Selected text:
□ □ □ □ □

A Fixed Lunar-Calendrical Commemoration:

After explaining to Moses how the Israelites should perform the Passover ritual in order to avoid being killed during the plague of the firstborn, YHWH ends with:

שמות יב:יד וְהָיָה הַיּוֹם הַזֶּה לָכֶם לְזִכָּרוֹן וְחַגֹּתֶם אֹתוֹ חַג לַי־הוָה לְדֹרֹתֵיכֶם חֻקַּת עוֹלָם תְּחָגֻּהוּ.
Exod 12:14 This day shall be to you one of remembrance: you shall celebrate it as a festival to YHWH throughout the ages; you shall celebrate it as an institution for all time.

Moses then passes the message along to the elders of Israel, expanding on this point:

שמות יב:כד וּשְׁמַרְתֶּם אֶת הַדָּבָר הַזֶּה לְחָק לְךָ וּלְבָנֶיךָ עַד עוֹלָם. יב:כה וְהָיָה כִּי תָבֹאוּ אֶל הָאָרֶץ אֲשֶׁר יִתֵּן יְ־הוָה לָכֶם כַּאֲשֶׁר דִּבֵּר וּשְׁמַרְתֶּם אֶת הָעֲבֹדָה הַזֹּאת.

□ □ □ □ □

Required work:
• A. From the Passover commemoration text above, output the passage beginning with the words "After explaining to" and stopping after the words "for all time.", copying every character as it appears.
• B. Answer these from the Passover commemoration text above:
(i) During which plague were the Israelites to avoid being killed by performing the Passover ritual?
(ii) In the English of Exod 12:14, to whom is the festival to be celebrated?
(iii) To whom does Moses pass the message along?

□ □ □ □ □

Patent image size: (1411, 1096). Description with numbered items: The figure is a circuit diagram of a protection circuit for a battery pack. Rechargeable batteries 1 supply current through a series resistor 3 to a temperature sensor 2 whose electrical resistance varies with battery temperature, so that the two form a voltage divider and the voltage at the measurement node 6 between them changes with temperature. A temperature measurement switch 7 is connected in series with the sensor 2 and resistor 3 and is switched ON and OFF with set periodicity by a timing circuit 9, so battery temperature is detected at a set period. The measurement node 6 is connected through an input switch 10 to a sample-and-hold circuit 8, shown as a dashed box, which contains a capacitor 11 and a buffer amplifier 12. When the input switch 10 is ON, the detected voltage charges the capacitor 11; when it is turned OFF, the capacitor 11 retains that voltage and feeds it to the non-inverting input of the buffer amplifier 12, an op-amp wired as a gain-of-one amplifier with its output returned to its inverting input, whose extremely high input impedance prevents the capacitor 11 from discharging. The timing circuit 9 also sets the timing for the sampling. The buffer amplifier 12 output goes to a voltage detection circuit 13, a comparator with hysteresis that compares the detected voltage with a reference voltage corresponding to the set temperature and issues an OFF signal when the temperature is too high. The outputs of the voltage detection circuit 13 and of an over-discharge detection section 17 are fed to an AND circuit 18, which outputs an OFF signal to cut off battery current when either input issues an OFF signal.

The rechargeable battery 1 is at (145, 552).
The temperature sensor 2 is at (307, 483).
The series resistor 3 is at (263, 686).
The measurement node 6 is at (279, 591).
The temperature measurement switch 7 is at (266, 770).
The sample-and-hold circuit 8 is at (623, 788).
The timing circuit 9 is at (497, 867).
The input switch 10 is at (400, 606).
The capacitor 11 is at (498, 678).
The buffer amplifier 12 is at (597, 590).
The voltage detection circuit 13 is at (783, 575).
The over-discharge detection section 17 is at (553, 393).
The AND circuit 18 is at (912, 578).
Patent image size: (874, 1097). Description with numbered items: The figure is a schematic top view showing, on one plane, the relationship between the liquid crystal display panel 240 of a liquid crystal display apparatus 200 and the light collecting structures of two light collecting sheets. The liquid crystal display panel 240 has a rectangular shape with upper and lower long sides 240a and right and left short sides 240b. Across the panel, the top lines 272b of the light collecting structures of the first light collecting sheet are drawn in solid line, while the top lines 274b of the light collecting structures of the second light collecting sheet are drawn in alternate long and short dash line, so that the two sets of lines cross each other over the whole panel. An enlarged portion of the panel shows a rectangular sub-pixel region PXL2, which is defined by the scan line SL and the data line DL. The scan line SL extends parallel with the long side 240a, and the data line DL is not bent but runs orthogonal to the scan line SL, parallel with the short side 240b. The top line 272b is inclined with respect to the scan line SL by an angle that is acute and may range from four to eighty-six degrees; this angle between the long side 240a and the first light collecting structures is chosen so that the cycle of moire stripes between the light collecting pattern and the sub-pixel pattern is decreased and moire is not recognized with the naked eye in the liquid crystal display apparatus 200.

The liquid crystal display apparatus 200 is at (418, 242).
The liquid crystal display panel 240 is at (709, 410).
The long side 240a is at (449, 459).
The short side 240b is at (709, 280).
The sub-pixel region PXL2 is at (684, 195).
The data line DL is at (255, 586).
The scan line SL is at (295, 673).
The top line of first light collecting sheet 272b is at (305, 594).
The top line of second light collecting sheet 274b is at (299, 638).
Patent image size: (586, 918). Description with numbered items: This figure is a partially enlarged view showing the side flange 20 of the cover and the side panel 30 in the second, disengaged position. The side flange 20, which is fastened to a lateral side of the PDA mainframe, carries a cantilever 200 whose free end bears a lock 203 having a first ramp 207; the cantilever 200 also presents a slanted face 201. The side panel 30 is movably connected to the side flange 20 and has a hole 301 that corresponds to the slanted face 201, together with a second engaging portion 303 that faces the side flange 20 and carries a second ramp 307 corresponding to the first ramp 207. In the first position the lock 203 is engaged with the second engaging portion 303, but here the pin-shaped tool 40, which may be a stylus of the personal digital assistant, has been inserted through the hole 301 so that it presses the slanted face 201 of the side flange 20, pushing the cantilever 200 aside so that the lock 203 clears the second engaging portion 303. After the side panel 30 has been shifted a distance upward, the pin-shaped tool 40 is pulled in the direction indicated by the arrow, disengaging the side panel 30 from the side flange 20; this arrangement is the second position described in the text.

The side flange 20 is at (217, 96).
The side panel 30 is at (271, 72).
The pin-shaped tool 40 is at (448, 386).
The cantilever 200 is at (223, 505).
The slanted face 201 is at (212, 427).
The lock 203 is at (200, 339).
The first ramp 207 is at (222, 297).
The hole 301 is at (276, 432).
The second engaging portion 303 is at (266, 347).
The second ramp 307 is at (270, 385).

□ □ □ □ □

Task-by-task results:
• A.
After explaining to Moses how the Israelites should perform the Passover ritual in order to avoid being killed during the plague of the firstborn, YHWH ends with:

שמות יב:יד וְהָיָה הַיּוֹם הַזֶּה לָכֶם לְזִכָּרוֹן וְחַגֹּתֶם אֹתוֹ חַג לַי־הוָה לְדֹרֹתֵיכֶם חֻקַּת עוֹלָם תְּחָגֻּהוּ.
Exod 12:14 This day shall be to you one of remembrance: you shall celebrate it as a festival to YHWH throughout the ages; you shall celebrate it as an institution for all time.

• B.
(i) The plague of the firstborn.
(ii) To YHWH.
(iii) To the elders of Israel.